__TO BE DONE__: Below are the entries; output exactly the lines from the one containing "Give me a plain-text" through the final line, inclusive.

__RECORDS SUPPLIED__:
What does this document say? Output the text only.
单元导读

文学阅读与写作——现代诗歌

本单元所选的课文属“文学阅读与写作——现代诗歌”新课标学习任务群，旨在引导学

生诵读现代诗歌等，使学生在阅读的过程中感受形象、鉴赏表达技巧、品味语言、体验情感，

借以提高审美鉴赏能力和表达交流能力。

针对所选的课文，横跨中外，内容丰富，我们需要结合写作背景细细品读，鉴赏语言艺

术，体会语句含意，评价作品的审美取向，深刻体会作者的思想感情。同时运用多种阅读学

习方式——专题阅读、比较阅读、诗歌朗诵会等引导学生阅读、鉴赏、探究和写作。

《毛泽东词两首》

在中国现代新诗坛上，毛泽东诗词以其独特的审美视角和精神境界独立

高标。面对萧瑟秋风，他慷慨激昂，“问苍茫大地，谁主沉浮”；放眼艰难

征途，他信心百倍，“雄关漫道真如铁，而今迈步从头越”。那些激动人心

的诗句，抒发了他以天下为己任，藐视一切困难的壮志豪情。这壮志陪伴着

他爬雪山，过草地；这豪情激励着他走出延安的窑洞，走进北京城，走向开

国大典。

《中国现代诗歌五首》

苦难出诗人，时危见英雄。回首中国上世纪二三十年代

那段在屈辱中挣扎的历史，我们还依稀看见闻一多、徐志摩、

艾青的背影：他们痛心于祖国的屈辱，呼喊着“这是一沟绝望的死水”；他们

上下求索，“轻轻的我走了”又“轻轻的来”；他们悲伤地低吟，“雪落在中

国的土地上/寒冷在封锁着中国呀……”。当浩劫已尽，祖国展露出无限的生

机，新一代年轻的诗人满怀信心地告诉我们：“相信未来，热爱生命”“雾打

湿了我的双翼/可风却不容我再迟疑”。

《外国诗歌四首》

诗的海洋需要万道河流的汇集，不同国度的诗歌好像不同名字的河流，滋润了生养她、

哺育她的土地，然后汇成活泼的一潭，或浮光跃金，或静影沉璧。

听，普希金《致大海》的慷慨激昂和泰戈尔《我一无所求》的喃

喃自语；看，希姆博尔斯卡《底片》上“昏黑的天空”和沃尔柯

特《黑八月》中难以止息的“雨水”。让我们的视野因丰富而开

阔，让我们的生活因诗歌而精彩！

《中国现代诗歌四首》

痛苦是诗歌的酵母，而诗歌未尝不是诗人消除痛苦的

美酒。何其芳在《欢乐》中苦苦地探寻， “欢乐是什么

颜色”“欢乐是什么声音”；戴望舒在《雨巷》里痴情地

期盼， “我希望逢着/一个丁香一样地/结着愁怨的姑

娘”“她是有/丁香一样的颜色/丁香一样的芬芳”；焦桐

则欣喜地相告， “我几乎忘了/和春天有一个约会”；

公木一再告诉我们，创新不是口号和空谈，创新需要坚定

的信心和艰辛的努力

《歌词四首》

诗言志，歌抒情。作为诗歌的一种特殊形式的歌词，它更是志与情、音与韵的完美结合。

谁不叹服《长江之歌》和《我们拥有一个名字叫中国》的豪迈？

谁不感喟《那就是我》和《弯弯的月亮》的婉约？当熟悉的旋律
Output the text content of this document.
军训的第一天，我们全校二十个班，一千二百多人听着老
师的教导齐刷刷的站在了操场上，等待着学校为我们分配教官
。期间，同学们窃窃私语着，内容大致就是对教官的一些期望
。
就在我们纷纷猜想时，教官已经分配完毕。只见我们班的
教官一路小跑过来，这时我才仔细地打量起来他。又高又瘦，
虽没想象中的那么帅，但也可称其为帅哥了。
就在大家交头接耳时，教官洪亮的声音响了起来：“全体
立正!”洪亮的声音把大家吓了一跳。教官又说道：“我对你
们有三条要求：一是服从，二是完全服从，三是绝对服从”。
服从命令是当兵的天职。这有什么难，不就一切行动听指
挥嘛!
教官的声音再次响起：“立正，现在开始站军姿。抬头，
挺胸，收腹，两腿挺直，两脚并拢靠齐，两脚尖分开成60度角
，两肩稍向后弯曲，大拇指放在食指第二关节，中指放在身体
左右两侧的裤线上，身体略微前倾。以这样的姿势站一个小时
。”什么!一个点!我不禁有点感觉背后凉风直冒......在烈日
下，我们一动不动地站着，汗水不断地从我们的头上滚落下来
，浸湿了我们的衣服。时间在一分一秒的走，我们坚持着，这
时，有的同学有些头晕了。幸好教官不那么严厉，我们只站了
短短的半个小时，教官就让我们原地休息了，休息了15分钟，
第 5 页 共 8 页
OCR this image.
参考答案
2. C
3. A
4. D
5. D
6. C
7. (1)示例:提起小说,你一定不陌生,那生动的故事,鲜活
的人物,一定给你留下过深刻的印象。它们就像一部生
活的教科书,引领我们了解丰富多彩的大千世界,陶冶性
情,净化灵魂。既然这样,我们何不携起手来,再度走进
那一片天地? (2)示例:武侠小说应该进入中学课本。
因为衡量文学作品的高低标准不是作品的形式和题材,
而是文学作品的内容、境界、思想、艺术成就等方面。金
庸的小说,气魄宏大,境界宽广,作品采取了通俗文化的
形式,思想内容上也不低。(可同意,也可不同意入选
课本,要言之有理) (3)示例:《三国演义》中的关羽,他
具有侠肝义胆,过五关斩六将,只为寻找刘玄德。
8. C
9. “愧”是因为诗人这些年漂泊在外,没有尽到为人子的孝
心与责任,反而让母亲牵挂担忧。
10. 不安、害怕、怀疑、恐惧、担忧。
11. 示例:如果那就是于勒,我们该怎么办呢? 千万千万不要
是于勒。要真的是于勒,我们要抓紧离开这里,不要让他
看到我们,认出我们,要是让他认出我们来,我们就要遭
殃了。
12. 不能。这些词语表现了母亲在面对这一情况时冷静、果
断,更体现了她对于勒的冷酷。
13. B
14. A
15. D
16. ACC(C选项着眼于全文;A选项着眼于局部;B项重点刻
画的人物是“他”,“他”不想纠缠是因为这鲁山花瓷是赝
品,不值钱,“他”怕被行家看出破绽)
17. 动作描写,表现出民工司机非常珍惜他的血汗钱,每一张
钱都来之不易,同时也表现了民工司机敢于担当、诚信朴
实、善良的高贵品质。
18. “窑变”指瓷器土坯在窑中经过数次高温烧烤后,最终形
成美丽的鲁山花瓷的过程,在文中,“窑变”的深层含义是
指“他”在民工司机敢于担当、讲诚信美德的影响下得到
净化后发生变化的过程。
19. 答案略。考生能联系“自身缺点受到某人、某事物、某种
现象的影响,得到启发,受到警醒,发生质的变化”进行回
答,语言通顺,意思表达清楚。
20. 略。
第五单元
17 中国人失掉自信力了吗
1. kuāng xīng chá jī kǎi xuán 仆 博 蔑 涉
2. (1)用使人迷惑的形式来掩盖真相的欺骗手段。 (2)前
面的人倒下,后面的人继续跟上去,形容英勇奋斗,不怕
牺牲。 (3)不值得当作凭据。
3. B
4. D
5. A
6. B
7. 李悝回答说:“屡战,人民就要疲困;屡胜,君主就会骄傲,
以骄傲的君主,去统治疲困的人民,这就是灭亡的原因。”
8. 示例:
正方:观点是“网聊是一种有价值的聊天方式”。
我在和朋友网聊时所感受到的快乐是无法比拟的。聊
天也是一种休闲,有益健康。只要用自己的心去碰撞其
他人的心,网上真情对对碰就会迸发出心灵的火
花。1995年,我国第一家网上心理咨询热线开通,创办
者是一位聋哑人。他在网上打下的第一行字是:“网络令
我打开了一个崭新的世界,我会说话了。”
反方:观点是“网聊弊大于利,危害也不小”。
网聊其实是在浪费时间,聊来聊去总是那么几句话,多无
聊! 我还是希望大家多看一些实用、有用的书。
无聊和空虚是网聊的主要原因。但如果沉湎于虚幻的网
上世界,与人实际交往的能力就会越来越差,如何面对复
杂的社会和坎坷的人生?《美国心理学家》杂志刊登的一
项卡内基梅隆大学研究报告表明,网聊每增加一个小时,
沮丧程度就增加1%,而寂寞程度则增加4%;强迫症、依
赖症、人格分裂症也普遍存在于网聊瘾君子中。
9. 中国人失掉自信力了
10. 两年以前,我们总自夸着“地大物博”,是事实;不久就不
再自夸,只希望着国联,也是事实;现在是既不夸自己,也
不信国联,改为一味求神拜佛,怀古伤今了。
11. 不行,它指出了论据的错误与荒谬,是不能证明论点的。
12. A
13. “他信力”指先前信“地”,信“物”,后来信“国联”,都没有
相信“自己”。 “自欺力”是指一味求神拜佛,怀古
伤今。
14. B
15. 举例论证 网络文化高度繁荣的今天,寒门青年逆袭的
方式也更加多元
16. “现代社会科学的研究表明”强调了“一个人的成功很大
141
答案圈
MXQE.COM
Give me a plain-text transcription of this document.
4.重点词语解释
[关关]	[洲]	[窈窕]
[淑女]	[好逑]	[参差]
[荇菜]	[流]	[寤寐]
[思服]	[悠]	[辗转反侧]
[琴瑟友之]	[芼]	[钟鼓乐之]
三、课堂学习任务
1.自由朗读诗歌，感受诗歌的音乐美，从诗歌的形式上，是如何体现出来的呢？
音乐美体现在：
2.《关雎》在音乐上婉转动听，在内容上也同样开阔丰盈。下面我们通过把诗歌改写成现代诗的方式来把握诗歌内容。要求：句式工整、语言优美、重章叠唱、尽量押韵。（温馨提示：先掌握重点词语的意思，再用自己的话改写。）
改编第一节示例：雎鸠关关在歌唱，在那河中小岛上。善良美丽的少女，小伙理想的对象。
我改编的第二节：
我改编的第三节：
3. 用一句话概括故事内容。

__THE ANSWER__:
Give me a plain-text transcription of this document.
4.重点词语解释
[关关]	[洲]	[窈窕]
[淑女]	[好逑]	[参差]
[荇菜]	[流]	[寤寐]
[思服]	[悠]	[辗转反侧]
[琴瑟友之]	[芼]	[钟鼓乐之]
三、课堂学习任务
1.自由朗读诗歌，感受诗歌的音乐美，从诗歌的形式上，是如何体现出来的呢？
音乐美体现在：
2.《关雎》在音乐上婉转动听，在内容上也同样开阔丰盈。下面我们通过把诗歌改写成现代诗的方式来把握诗歌内容。要求：句式工整、语言优美、重章叠唱、尽量押韵。（温馨提示：先掌握重点词语的意思，再用自己的话改写。）
改编第一节示例：雎鸠关关在歌唱，在那河中小岛上。善良美丽的少女，小伙理想的对象。
我改编的第二节：
我改编的第三节：
3. 用一句话概括故事内容。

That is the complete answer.